(Dataset items)
_ _ _ _ _ _ _
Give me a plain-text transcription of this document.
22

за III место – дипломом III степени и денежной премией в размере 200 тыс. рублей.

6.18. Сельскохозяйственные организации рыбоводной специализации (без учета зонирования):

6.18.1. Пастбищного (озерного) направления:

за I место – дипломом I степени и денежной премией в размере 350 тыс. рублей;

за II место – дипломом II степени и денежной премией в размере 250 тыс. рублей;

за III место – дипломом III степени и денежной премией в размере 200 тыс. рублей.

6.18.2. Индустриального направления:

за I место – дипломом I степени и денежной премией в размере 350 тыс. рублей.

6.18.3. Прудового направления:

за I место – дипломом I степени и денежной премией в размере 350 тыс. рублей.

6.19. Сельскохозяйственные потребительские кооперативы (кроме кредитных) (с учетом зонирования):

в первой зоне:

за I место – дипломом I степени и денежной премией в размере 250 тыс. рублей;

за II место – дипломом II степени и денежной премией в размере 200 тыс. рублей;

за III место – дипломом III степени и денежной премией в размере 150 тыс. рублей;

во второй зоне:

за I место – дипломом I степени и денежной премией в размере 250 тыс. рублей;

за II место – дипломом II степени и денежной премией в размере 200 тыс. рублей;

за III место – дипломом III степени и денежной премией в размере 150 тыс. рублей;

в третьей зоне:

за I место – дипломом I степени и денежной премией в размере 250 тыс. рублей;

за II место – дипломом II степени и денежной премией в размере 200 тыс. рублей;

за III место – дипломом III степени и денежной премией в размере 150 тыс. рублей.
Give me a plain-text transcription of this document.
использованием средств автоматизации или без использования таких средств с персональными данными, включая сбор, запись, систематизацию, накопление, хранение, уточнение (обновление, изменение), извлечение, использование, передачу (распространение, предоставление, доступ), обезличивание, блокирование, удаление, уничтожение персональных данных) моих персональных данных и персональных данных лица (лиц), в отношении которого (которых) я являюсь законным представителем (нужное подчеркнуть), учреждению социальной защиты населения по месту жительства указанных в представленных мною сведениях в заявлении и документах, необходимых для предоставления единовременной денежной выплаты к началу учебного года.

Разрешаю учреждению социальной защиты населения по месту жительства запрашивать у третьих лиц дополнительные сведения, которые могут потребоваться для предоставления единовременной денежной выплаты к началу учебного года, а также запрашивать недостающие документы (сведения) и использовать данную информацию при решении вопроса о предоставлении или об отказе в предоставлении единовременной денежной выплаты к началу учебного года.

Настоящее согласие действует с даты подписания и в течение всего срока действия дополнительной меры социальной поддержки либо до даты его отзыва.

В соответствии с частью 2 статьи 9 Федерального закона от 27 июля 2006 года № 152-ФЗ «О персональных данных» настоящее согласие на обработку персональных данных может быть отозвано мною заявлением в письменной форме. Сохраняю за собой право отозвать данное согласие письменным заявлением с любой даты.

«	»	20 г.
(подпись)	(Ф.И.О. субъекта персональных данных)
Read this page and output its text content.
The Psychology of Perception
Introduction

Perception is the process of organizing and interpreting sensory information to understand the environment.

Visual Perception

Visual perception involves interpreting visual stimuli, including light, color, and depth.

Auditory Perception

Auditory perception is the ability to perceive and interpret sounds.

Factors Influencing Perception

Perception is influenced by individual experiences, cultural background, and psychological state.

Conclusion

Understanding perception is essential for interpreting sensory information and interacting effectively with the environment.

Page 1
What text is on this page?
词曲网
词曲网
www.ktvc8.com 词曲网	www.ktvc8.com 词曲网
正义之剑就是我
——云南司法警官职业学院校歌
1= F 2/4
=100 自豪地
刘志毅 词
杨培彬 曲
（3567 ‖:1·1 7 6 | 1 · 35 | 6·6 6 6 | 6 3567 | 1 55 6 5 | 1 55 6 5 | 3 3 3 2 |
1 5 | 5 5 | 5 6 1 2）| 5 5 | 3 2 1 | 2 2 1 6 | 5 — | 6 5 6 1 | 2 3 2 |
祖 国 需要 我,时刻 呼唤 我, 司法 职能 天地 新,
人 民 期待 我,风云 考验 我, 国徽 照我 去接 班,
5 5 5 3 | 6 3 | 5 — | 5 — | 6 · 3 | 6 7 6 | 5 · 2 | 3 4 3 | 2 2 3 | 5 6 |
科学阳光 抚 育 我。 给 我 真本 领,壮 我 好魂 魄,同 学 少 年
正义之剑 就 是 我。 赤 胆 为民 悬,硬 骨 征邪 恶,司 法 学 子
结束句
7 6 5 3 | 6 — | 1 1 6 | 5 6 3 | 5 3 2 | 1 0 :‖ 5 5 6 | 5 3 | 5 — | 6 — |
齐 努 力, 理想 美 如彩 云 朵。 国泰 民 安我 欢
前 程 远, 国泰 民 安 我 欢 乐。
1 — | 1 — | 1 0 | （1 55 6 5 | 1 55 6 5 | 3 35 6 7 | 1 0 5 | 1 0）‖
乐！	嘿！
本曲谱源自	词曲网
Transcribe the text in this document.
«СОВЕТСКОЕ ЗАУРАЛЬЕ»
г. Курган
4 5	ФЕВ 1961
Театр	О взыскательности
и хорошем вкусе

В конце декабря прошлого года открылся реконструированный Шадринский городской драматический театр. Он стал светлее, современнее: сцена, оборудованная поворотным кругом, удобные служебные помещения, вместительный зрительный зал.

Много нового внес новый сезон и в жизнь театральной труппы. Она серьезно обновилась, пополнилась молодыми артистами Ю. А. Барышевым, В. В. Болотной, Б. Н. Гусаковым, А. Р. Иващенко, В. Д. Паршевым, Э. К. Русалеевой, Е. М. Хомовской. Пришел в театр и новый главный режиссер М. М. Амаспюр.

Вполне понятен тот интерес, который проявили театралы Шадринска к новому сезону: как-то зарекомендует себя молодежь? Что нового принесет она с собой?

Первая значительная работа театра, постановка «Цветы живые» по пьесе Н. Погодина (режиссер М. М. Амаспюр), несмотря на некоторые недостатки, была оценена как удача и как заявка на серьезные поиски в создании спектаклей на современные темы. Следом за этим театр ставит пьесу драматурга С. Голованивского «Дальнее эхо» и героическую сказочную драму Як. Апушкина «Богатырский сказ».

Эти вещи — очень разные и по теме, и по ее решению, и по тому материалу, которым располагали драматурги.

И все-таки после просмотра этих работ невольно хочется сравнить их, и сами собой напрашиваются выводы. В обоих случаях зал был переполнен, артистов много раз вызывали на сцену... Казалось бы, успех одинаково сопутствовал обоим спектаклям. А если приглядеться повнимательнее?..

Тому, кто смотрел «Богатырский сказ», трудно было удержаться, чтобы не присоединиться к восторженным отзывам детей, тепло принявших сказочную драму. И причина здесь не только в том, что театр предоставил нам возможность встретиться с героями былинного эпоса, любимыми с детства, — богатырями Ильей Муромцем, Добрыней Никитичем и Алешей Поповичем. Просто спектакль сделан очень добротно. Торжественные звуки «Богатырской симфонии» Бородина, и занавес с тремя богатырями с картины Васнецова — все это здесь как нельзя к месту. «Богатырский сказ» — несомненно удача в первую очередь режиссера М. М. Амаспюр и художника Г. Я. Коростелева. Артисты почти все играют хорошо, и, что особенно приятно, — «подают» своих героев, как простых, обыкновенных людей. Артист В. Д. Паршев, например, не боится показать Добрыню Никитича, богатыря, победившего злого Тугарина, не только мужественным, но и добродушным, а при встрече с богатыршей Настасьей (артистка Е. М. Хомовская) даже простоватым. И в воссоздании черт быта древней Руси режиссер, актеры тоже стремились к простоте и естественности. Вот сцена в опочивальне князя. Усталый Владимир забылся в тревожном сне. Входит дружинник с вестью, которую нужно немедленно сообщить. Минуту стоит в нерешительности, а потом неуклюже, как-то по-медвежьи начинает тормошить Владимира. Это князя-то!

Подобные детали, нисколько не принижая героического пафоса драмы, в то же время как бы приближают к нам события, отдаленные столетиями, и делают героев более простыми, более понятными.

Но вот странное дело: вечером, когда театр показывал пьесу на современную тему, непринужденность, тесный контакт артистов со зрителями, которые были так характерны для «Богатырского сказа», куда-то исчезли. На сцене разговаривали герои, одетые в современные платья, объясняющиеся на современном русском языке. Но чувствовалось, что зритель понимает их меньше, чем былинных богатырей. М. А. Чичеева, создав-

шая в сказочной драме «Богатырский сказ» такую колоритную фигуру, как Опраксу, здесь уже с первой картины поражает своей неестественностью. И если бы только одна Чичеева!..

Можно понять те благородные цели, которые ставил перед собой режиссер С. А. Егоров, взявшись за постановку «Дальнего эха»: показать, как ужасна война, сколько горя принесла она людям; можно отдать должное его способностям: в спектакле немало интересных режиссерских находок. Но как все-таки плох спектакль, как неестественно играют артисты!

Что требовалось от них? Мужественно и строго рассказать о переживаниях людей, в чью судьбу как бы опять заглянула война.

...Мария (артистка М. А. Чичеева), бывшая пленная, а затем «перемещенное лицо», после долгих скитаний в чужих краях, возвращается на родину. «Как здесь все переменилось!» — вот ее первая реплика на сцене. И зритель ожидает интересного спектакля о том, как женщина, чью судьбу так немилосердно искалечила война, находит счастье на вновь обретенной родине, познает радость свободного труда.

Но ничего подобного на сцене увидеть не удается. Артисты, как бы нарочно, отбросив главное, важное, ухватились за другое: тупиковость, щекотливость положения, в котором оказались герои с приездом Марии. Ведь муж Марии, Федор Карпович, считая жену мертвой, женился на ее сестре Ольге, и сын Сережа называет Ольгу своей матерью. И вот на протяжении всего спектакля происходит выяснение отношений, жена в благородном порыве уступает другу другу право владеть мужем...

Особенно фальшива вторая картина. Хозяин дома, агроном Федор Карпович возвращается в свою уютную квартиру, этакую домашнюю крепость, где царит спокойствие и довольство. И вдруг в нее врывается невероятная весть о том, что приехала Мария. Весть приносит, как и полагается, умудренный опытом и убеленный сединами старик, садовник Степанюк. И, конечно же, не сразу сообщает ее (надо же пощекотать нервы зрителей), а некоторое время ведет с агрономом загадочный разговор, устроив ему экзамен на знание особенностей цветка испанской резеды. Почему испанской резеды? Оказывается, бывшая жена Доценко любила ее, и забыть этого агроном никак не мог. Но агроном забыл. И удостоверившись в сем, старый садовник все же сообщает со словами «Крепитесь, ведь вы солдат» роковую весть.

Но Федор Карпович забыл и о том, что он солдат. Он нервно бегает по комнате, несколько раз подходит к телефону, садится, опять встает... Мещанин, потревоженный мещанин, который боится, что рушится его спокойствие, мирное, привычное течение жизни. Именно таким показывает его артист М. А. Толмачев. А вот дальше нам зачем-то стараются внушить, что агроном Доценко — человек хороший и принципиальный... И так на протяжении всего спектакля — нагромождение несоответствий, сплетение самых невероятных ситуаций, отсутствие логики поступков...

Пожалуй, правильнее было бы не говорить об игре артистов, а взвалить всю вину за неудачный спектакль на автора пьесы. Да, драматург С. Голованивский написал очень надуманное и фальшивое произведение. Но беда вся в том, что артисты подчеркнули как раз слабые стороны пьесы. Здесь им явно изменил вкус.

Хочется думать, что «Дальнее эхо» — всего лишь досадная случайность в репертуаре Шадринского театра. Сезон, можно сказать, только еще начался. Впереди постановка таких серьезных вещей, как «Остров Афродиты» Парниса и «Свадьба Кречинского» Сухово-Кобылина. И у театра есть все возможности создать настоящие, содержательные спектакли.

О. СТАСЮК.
_ _ _ _ _ _ _
Your task:
How many lines in these records hold the string "Visual"? Reply with the number alone.

Solution to this problem:
2